Rows from a figure dataset
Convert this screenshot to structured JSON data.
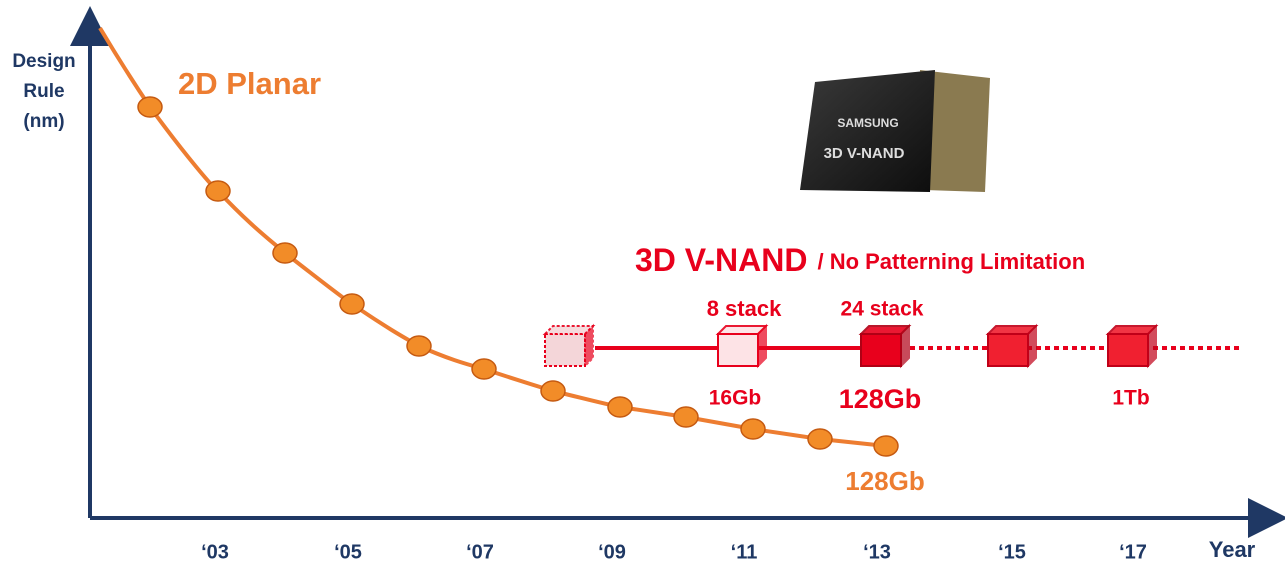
{
  "axes": {
    "y_label": [
      "Design",
      "Rule",
      "(nm)"
    ],
    "x_label": "Year",
    "x_ticks": [
      "‘03",
      "‘05",
      "‘07",
      "‘09",
      "‘11",
      "‘13",
      "‘15",
      "‘17"
    ]
  },
  "planar": {
    "label": "2D Planar",
    "capacity": "128Gb"
  },
  "chip": {
    "brand": "SAMSUNG",
    "product": "3D V-NAND"
  },
  "vnand": {
    "title": "3D V-NAND",
    "subtitle": "/ No Patterning Limitation",
    "stages": [
      {
        "stack": "8 stack",
        "capacity": "16Gb"
      },
      {
        "stack": "24 stack",
        "capacity": "128Gb"
      },
      {
        "capacity": "1Tb"
      }
    ]
  }
}
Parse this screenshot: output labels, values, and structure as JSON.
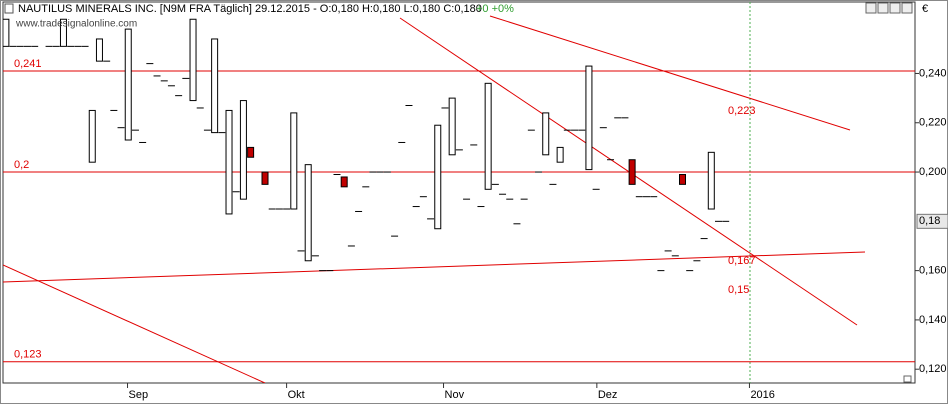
{
  "chart_data": {
    "type": "candlestick",
    "title": "NAUTILUS MINERALS INC. [N9M FRA  Täglich] 29.12.2015 - O:0,180 H:0,180 L:0,180 C:0,180",
    "change": "+0 +0%",
    "watermark": "www.tradesignalonline.com",
    "currency": "€",
    "x": [
      0,
      1,
      2,
      3,
      4,
      6,
      7,
      8,
      9,
      10,
      11,
      12,
      13,
      14,
      15,
      16,
      17,
      18,
      19,
      20,
      21,
      22,
      23,
      24,
      25,
      26,
      27,
      28,
      29,
      30,
      31,
      32,
      33,
      34,
      36,
      37,
      38,
      39,
      40,
      41,
      42,
      43,
      44,
      45,
      46,
      47,
      48,
      49,
      50,
      51,
      52,
      53,
      54,
      55,
      56,
      57,
      58,
      59,
      60,
      61,
      62,
      63,
      64,
      65,
      66,
      67,
      68,
      69,
      70,
      71,
      72,
      73,
      74,
      75,
      76,
      77,
      78,
      79,
      80,
      81,
      82,
      83,
      84,
      85,
      86,
      87,
      88,
      89,
      90,
      91,
      92,
      93,
      94,
      95,
      96,
      97,
      98,
      99,
      100
    ],
    "open": [
      0.251,
      0.251,
      0.251,
      0.251,
      0.251,
      0.251,
      0.251,
      0.251,
      0.251,
      0.251,
      0.251,
      0.204,
      0.245,
      0.245,
      0.225,
      0.218,
      0.213,
      0.217,
      0.212,
      0.244,
      0.239,
      0.237,
      0.235,
      0.231,
      0.238,
      0.229,
      0.226,
      0.217,
      0.216,
      0.216,
      0.183,
      0.192,
      0.189,
      0.21,
      0.2,
      0.185,
      0.185,
      0.185,
      0.185,
      0.168,
      0.164,
      0.166,
      0.16,
      0.16,
      0.199,
      0.198,
      0.17,
      0.184,
      0.194,
      0.2,
      0.2,
      0.2,
      0.174,
      0.212,
      0.227,
      0.186,
      0.19,
      0.181,
      0.177,
      0.226,
      0.207,
      0.209,
      0.189,
      0.211,
      0.186,
      0.193,
      0.195,
      0.191,
      0.189,
      0.179,
      0.189,
      0.217,
      0.2,
      0.207,
      0.195,
      0.204,
      0.217,
      0.217,
      0.217,
      0.201,
      0.193,
      0.218,
      0.205,
      0.222,
      0.222,
      0.205,
      0.19,
      0.19,
      0.19,
      0.16,
      0.168,
      0.166,
      0.199,
      0.16,
      0.164,
      0.173,
      0.185,
      0.18,
      0.18
    ],
    "close": [
      0.262,
      0.251,
      0.251,
      0.251,
      0.251,
      0.251,
      0.251,
      0.262,
      0.251,
      0.251,
      0.251,
      0.225,
      0.254,
      0.245,
      0.225,
      0.218,
      0.258,
      0.217,
      0.212,
      0.244,
      0.239,
      0.237,
      0.235,
      0.231,
      0.238,
      0.262,
      0.226,
      0.217,
      0.254,
      0.216,
      0.225,
      0.192,
      0.229,
      0.206,
      0.195,
      0.185,
      0.185,
      0.185,
      0.224,
      0.168,
      0.203,
      0.166,
      0.16,
      0.16,
      0.199,
      0.194,
      0.17,
      0.184,
      0.194,
      0.2,
      0.2,
      0.2,
      0.174,
      0.212,
      0.227,
      0.186,
      0.19,
      0.181,
      0.219,
      0.226,
      0.23,
      0.209,
      0.189,
      0.211,
      0.186,
      0.236,
      0.195,
      0.191,
      0.189,
      0.179,
      0.189,
      0.217,
      0.2,
      0.224,
      0.195,
      0.21,
      0.217,
      0.217,
      0.217,
      0.243,
      0.193,
      0.218,
      0.205,
      0.222,
      0.222,
      0.195,
      0.19,
      0.19,
      0.19,
      0.16,
      0.168,
      0.166,
      0.195,
      0.16,
      0.164,
      0.173,
      0.208,
      0.18,
      0.18
    ],
    "up_color": "#ffffff",
    "down_color": "#c00000",
    "xlim": [
      -0.4,
      126.3
    ],
    "xticks": [
      {
        "value": 16.9,
        "label": "Sep"
      },
      {
        "value": 39,
        "label": "Okt"
      },
      {
        "value": 60.8,
        "label": "Nov"
      },
      {
        "value": 82.1,
        "label": "Dez"
      },
      {
        "value": 103.3,
        "label": "2016"
      }
    ],
    "ylim": [
      0.1144,
      0.269
    ],
    "yticks": [
      {
        "value": 0.12,
        "label": "0,120"
      },
      {
        "value": 0.14,
        "label": "0,140"
      },
      {
        "value": 0.16,
        "label": "0,160"
      },
      {
        "value": 0.2,
        "label": "0,200"
      },
      {
        "value": 0.22,
        "label": "0,220"
      },
      {
        "value": 0.24,
        "label": "0,240"
      }
    ],
    "last_price": {
      "value": 0.18,
      "label": "0,18"
    },
    "levels": [
      {
        "value": 0.241,
        "label": "0,241"
      },
      {
        "value": 0.2,
        "label": "0,2"
      },
      {
        "value": 0.123,
        "label": "0,123"
      }
    ],
    "level_color": "#e00000",
    "annotations": [
      "0,223",
      "0,167",
      "0,15"
    ]
  }
}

--- EXERCISE AIM ---
Repeat the records above exactly, leaving out any pictures they contain.

--- ANSWER ---
Convert this screenshot to structured JSON data.
{
  "axes": {
    "y_label": [
      "Design",
      "Rule",
      "(nm)"
    ],
    "x_label": "Year",
    "x_ticks": [
      "‘03",
      "‘05",
      "‘07",
      "‘09",
      "‘11",
      "‘13",
      "‘15",
      "‘17"
    ]
  },
  "planar": {
    "label": "2D Planar",
    "capacity": "128Gb"
  },
  "chip": {
    "brand": "SAMSUNG",
    "product": "3D V-NAND"
  },
  "vnand": {
    "title": "3D V-NAND",
    "subtitle": "/ No Patterning Limitation",
    "stages": [
      {
        "stack": "8 stack",
        "capacity": "16Gb"
      },
      {
        "stack": "24 stack",
        "capacity": "128Gb"
      },
      {
        "capacity": "1Tb"
      }
    ]
  }
}
Parse this screenshot: output labels, values, and structure as JSON.
{
  "chart_data": {
    "type": "candlestick",
    "title": "NAUTILUS MINERALS INC. [N9M FRA  Täglich] 29.12.2015 - O:0,180 H:0,180 L:0,180 C:0,180",
    "change": "+0 +0%",
    "watermark": "www.tradesignalonline.com",
    "currency": "€",
    "x": [
      0,
      1,
      2,
      3,
      4,
      6,
      7,
      8,
      9,
      10,
      11,
      12,
      13,
      14,
      15,
      16,
      17,
      18,
      19,
      20,
      21,
      22,
      23,
      24,
      25,
      26,
      27,
      28,
      29,
      30,
      31,
      32,
      33,
      34,
      36,
      37,
      38,
      39,
      40,
      41,
      42,
      43,
      44,
      45,
      46,
      47,
      48,
      49,
      50,
      51,
      52,
      53,
      54,
      55,
      56,
      57,
      58,
      59,
      60,
      61,
      62,
      63,
      64,
      65,
      66,
      67,
      68,
      69,
      70,
      71,
      72,
      73,
      74,
      75,
      76,
      77,
      78,
      79,
      80,
      81,
      82,
      83,
      84,
      85,
      86,
      87,
      88,
      89,
      90,
      91,
      92,
      93,
      94,
      95,
      96,
      97,
      98,
      99,
      100
    ],
    "open": [
      0.251,
      0.251,
      0.251,
      0.251,
      0.251,
      0.251,
      0.251,
      0.251,
      0.251,
      0.251,
      0.251,
      0.204,
      0.245,
      0.245,
      0.225,
      0.218,
      0.213,
      0.217,
      0.212,
      0.244,
      0.239,
      0.237,
      0.235,
      0.231,
      0.238,
      0.229,
      0.226,
      0.217,
      0.216,
      0.216,
      0.183,
      0.192,
      0.189,
      0.21,
      0.2,
      0.185,
      0.185,
      0.185,
      0.185,
      0.168,
      0.164,
      0.166,
      0.16,
      0.16,
      0.199,
      0.198,
      0.17,
      0.184,
      0.194,
      0.2,
      0.2,
      0.2,
      0.174,
      0.212,
      0.227,
      0.186,
      0.19,
      0.181,
      0.177,
      0.226,
      0.207,
      0.209,
      0.189,
      0.211,
      0.186,
      0.193,
      0.195,
      0.191,
      0.189,
      0.179,
      0.189,
      0.217,
      0.2,
      0.207,
      0.195,
      0.204,
      0.217,
      0.217,
      0.217,
      0.201,
      0.193,
      0.218,
      0.205,
      0.222,
      0.222,
      0.205,
      0.19,
      0.19,
      0.19,
      0.16,
      0.168,
      0.166,
      0.199,
      0.16,
      0.164,
      0.173,
      0.185,
      0.18,
      0.18
    ],
    "close": [
      0.262,
      0.251,
      0.251,
      0.251,
      0.251,
      0.251,
      0.251,
      0.262,
      0.251,
      0.251,
      0.251,
      0.225,
      0.254,
      0.245,
      0.225,
      0.218,
      0.258,
      0.217,
      0.212,
      0.244,
      0.239,
      0.237,
      0.235,
      0.231,
      0.238,
      0.262,
      0.226,
      0.217,
      0.254,
      0.216,
      0.225,
      0.192,
      0.229,
      0.206,
      0.195,
      0.185,
      0.185,
      0.185,
      0.224,
      0.168,
      0.203,
      0.166,
      0.16,
      0.16,
      0.199,
      0.194,
      0.17,
      0.184,
      0.194,
      0.2,
      0.2,
      0.2,
      0.174,
      0.212,
      0.227,
      0.186,
      0.19,
      0.181,
      0.219,
      0.226,
      0.23,
      0.209,
      0.189,
      0.211,
      0.186,
      0.236,
      0.195,
      0.191,
      0.189,
      0.179,
      0.189,
      0.217,
      0.2,
      0.224,
      0.195,
      0.21,
      0.217,
      0.217,
      0.217,
      0.243,
      0.193,
      0.218,
      0.205,
      0.222,
      0.222,
      0.195,
      0.19,
      0.19,
      0.19,
      0.16,
      0.168,
      0.166,
      0.195,
      0.16,
      0.164,
      0.173,
      0.208,
      0.18,
      0.18
    ],
    "up_color": "#ffffff",
    "down_color": "#c00000",
    "xlim": [
      -0.4,
      126.3
    ],
    "xticks": [
      {
        "value": 16.9,
        "label": "Sep"
      },
      {
        "value": 39,
        "label": "Okt"
      },
      {
        "value": 60.8,
        "label": "Nov"
      },
      {
        "value": 82.1,
        "label": "Dez"
      },
      {
        "value": 103.3,
        "label": "2016"
      }
    ],
    "ylim": [
      0.1144,
      0.269
    ],
    "yticks": [
      {
        "value": 0.12,
        "label": "0,120"
      },
      {
        "value": 0.14,
        "label": "0,140"
      },
      {
        "value": 0.16,
        "label": "0,160"
      },
      {
        "value": 0.2,
        "label": "0,200"
      },
      {
        "value": 0.22,
        "label": "0,220"
      },
      {
        "value": 0.24,
        "label": "0,240"
      }
    ],
    "last_price": {
      "value": 0.18,
      "label": "0,18"
    },
    "levels": [
      {
        "value": 0.241,
        "label": "0,241"
      },
      {
        "value": 0.2,
        "label": "0,2"
      },
      {
        "value": 0.123,
        "label": "0,123"
      }
    ],
    "level_color": "#e00000",
    "annotations": [
      "0,223",
      "0,167",
      "0,15"
    ]
  }
}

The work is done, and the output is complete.